── Listed entries ──
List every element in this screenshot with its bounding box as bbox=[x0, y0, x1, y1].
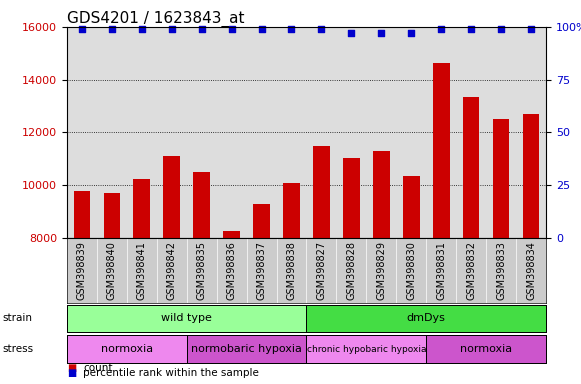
Bar bbox=[523, 114, 539, 384]
Point bbox=[347, 30, 356, 36]
Text: GDS4201 / 1623843_at: GDS4201 / 1623843_at bbox=[67, 11, 245, 27]
Bar bbox=[103, 193, 120, 384]
Text: percentile rank within the sample: percentile rank within the sample bbox=[83, 368, 259, 378]
Point bbox=[526, 26, 536, 32]
Text: GSM398842: GSM398842 bbox=[167, 241, 177, 300]
Text: normobaric hypoxia: normobaric hypoxia bbox=[191, 344, 302, 354]
Text: GSM398835: GSM398835 bbox=[196, 241, 207, 300]
Point bbox=[287, 26, 296, 32]
Bar bbox=[373, 151, 390, 384]
Point bbox=[437, 26, 446, 32]
Text: chronic hypobaric hypoxia: chronic hypobaric hypoxia bbox=[307, 344, 426, 354]
Bar bbox=[134, 179, 150, 384]
Bar bbox=[67, 335, 187, 363]
Bar bbox=[343, 157, 360, 384]
Point bbox=[107, 26, 116, 32]
Point bbox=[317, 26, 326, 32]
Point bbox=[257, 26, 266, 32]
Text: GSM398832: GSM398832 bbox=[466, 241, 476, 300]
Point bbox=[137, 26, 146, 32]
Text: count: count bbox=[83, 363, 113, 373]
Text: GSM398836: GSM398836 bbox=[227, 241, 236, 300]
Text: wild type: wild type bbox=[161, 313, 212, 323]
Bar bbox=[67, 305, 307, 332]
Bar bbox=[163, 156, 180, 384]
Text: dmDys: dmDys bbox=[407, 313, 446, 323]
Bar bbox=[307, 335, 426, 363]
Bar bbox=[313, 146, 329, 384]
Text: stress: stress bbox=[3, 344, 34, 354]
Text: GSM398840: GSM398840 bbox=[107, 241, 117, 300]
Point bbox=[467, 26, 476, 32]
Bar bbox=[193, 172, 210, 384]
Text: GSM398828: GSM398828 bbox=[346, 241, 356, 300]
Text: GSM398833: GSM398833 bbox=[496, 241, 506, 300]
Point bbox=[77, 26, 87, 32]
Text: GSM398838: GSM398838 bbox=[286, 241, 296, 300]
Bar bbox=[426, 335, 546, 363]
Text: normoxia: normoxia bbox=[460, 344, 512, 354]
Text: GSM398837: GSM398837 bbox=[257, 241, 267, 300]
Text: GSM398827: GSM398827 bbox=[317, 241, 327, 300]
Point bbox=[407, 30, 416, 36]
Text: normoxia: normoxia bbox=[101, 344, 153, 354]
Text: GSM398841: GSM398841 bbox=[137, 241, 147, 300]
Point bbox=[376, 30, 386, 36]
Point bbox=[197, 26, 206, 32]
Bar bbox=[403, 176, 419, 384]
Text: GSM398831: GSM398831 bbox=[436, 241, 446, 300]
Text: ■: ■ bbox=[67, 368, 76, 378]
Point bbox=[227, 26, 236, 32]
Bar bbox=[187, 335, 307, 363]
Text: GSM398839: GSM398839 bbox=[77, 241, 87, 300]
Point bbox=[497, 26, 506, 32]
Text: GSM398834: GSM398834 bbox=[526, 241, 536, 300]
Text: ■: ■ bbox=[67, 363, 76, 373]
Point bbox=[167, 26, 176, 32]
Bar bbox=[463, 97, 479, 384]
Text: GSM398829: GSM398829 bbox=[376, 241, 386, 300]
Bar bbox=[493, 119, 510, 384]
Bar bbox=[307, 305, 546, 332]
Bar bbox=[223, 232, 240, 384]
Bar bbox=[74, 190, 90, 384]
Bar bbox=[284, 183, 300, 384]
Bar bbox=[253, 204, 270, 384]
Bar bbox=[433, 63, 450, 384]
Text: GSM398830: GSM398830 bbox=[406, 241, 417, 300]
Text: strain: strain bbox=[3, 313, 33, 323]
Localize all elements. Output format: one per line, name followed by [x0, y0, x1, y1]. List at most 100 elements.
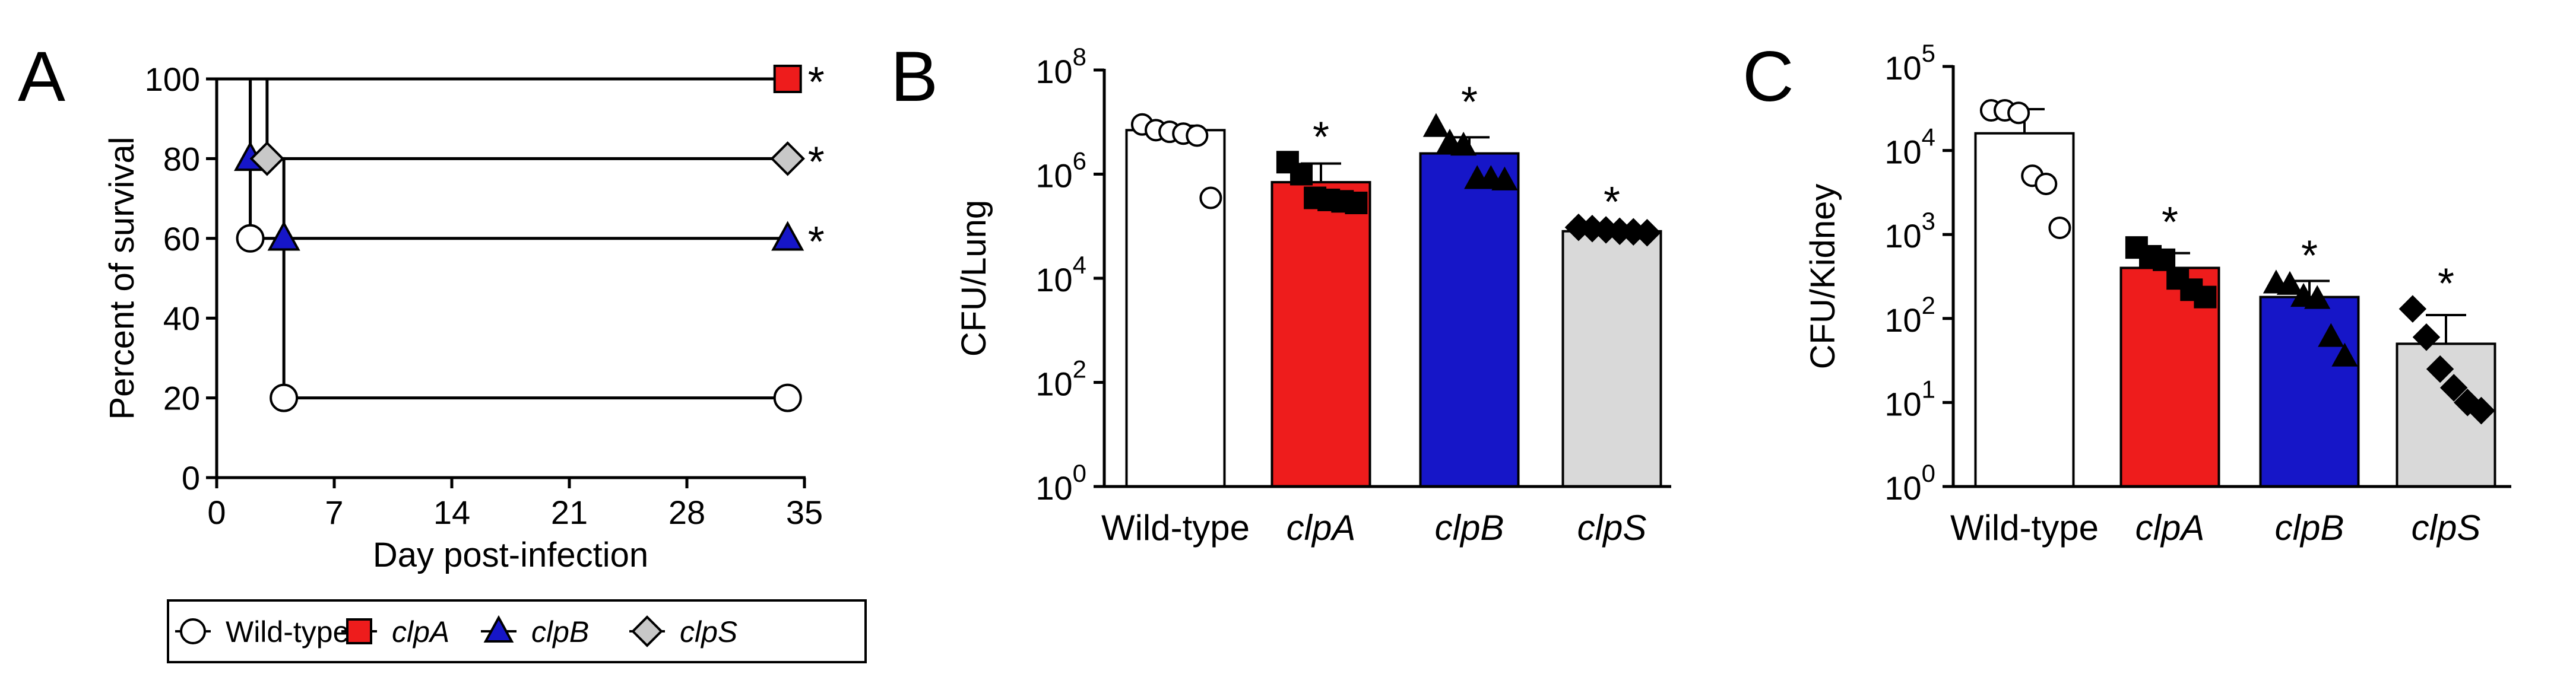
significance-star-clpa: * [2162, 199, 2178, 246]
y-tick-label: 100 [145, 61, 200, 98]
bar-clps [1561, 230, 1662, 488]
category-label-wild-type: Wild-type [1101, 508, 1250, 548]
panel-b-lung-chart: B 100 102 104 106 108 * * * Wild-type clpA clpB c… [891, 37, 1671, 548]
y-tick-label: 100 [1035, 459, 1086, 507]
data-point-wild-type [2048, 216, 2071, 239]
category-labels: Wild-type clpA clpB clpS [1950, 508, 2480, 548]
marker-clps [770, 141, 805, 176]
significance-star-clpb: * [808, 218, 825, 266]
legend-marker-wild-type [180, 618, 206, 644]
data-point-clpb [2318, 323, 2344, 347]
data-point-clps [2426, 355, 2454, 383]
data-point-clpb [1422, 113, 1449, 137]
y-axis-ticks: 100 102 104 106 108 [1035, 43, 1104, 507]
category-label-clpa: clpA [2135, 508, 2205, 548]
category-labels: Wild-type clpA clpB clpS [1101, 508, 1646, 548]
legend-label-clps: clpS [680, 615, 737, 649]
y-tick-label: 102 [1884, 291, 1935, 339]
data-point-clpb [2331, 342, 2358, 367]
marker-clpa [773, 65, 802, 93]
data-point-wild-type [2035, 172, 2058, 195]
survival-curve-clps [217, 77, 788, 160]
data-point-clpb [2304, 285, 2331, 309]
bars [1125, 129, 1662, 488]
y-tick-label: 103 [1884, 207, 1935, 255]
category-label-clps: clpS [2412, 508, 2481, 548]
y-axis-label: CFU/Kidney [1804, 184, 1842, 370]
y-axis-ticks: 100 101 102 103 104 105 [1884, 39, 1953, 507]
data-point-clpa [2153, 248, 2176, 271]
y-tick-label: 104 [1035, 251, 1086, 298]
legend: Wild-type clpA clpB clpS [167, 599, 867, 663]
data-point-clpa [1276, 151, 1299, 174]
category-label-clpb: clpB [2275, 508, 2344, 548]
y-tick-label: 40 [163, 300, 200, 337]
significance-markers: * * * [808, 59, 825, 266]
x-axis-ticks: 0 7 14 21 28 35 [207, 478, 823, 531]
significance-star-clps: * [808, 138, 825, 186]
data-point-clpa [1290, 163, 1313, 186]
y-axis-label: CFU/Lung [955, 200, 993, 357]
y-tick-label: 106 [1035, 147, 1086, 195]
y-tick-label: 80 [163, 140, 200, 177]
x-tick-label: 0 [207, 494, 226, 531]
axes [1102, 69, 1671, 488]
data-point-clps [2398, 295, 2427, 323]
survival-curves [217, 77, 788, 400]
panel-label-b: B [891, 37, 938, 116]
data-point-wild-type [2007, 101, 2030, 125]
y-tick-label: 102 [1035, 355, 1086, 403]
axes [215, 78, 806, 479]
data-point-clpb [1436, 128, 1463, 153]
data-point-clpa [2194, 285, 2217, 309]
bar-wild-type [1125, 129, 1226, 488]
bars [1974, 132, 2496, 488]
marker-wild-type [773, 383, 802, 412]
data-point-clpb [1491, 166, 1518, 190]
significance-star-clps: * [2438, 260, 2454, 308]
y-tick-label: 101 [1884, 375, 1935, 422]
significance-star-clpb: * [2301, 232, 2318, 279]
category-label-wild-type: Wild-type [1950, 508, 2099, 548]
significance-star-clpb: * [1461, 78, 1478, 126]
marker-wild-type [236, 224, 265, 253]
legend-marker-clps [631, 615, 663, 647]
significance-star-clpa: * [1313, 113, 1329, 161]
marker-wild-type [270, 383, 299, 412]
y-tick-label: 104 [1884, 123, 1935, 171]
category-label-clps: clpS [1577, 508, 1647, 548]
significance-star-clpa: * [808, 59, 825, 106]
legend-label-clpb: clpB [531, 615, 589, 649]
y-tick-label: 108 [1035, 43, 1086, 90]
marker-clpb [771, 221, 804, 251]
data-point-clps [2439, 374, 2468, 402]
legend-box [167, 599, 867, 663]
x-tick-label: 7 [325, 494, 343, 531]
panel-a-survival-chart: A 0 20 40 60 80 100 0 7 14 21 28 35 * * * Day post-i… [18, 37, 825, 574]
bar-clpb [2259, 295, 2360, 488]
y-tick-label: 20 [163, 380, 200, 417]
y-tick-label: 105 [1884, 39, 1935, 87]
y-tick-label: 100 [1884, 459, 1935, 507]
bar-clpb [1419, 152, 1520, 488]
significance-markers: * * * [1313, 78, 1620, 226]
data-point-clpb [1450, 132, 1477, 156]
x-axis-label: Day post-infection [373, 536, 648, 574]
legend-label-wild-type: Wild-type [226, 615, 349, 649]
category-label-clpb: clpB [1435, 508, 1504, 548]
data-point-wild-type [1199, 186, 1222, 209]
x-tick-label: 21 [551, 494, 588, 531]
panel-label-a: A [18, 37, 65, 116]
x-tick-label: 28 [668, 494, 705, 531]
error-bars [1155, 124, 1632, 231]
axes [1951, 65, 2511, 488]
marker-clps [249, 141, 285, 176]
legend-marker-clpb [483, 615, 514, 643]
significance-star-clps: * [1604, 179, 1620, 226]
legend-label-clpa: clpA [392, 615, 449, 649]
category-label-clpa: clpA [1287, 508, 1356, 548]
y-axis-ticks: 0 20 40 60 80 100 [145, 61, 217, 497]
data-point-wild-type [1186, 124, 1209, 147]
data-point-clpb [2276, 271, 2303, 295]
y-axis-label: Percent of survival [103, 136, 141, 419]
───
Short task
Write out as a JSON list of strings, one string per line, the lines starting with the line containing "significance-star-clpa: * [2162, 199, 2178, 246]" and going on through the line containing "category-labels: Wild-type clpA clpB clpS [1101, 508, 1646, 548]", both included. Leave out any blank lines.

Correct result
[
  "significance-star-clpa: * [2162, 199, 2178, 246]",
  "y-tick-label: 100 [145, 61, 200, 98]",
  "bar-clps [1561, 230, 1662, 488]",
  "category-label-wild-type: Wild-type [1101, 508, 1250, 548]",
  "panel-b-lung-chart: B 100 102 104 106 108 * * * Wild-type clpA clpB c… [891, 37, 1671, 548]",
  "y-tick-label: 100 [1035, 459, 1086, 507]",
  "data-point-wild-type [2048, 216, 2071, 239]",
  "category-labels: Wild-type clpA clpB clpS [1950, 508, 2480, 548]",
  "marker-clps [770, 141, 805, 176]",
  "significance-star-clpb: * [808, 218, 825, 266]",
  "legend-marker-wild-type [180, 618, 206, 644]",
  "data-point-clpb [2318, 323, 2344, 347]",
  "data-point-clps [2426, 355, 2454, 383]",
  "data-point-clpb [1422, 113, 1449, 137]",
  "y-axis-ticks: 100 102 104 106 108 [1035, 43, 1104, 507]",
  "category-label-clpa: clpA [2135, 508, 2205, 548]",
  "category-labels: Wild-type clpA clpB clpS [1101, 508, 1646, 548]"
]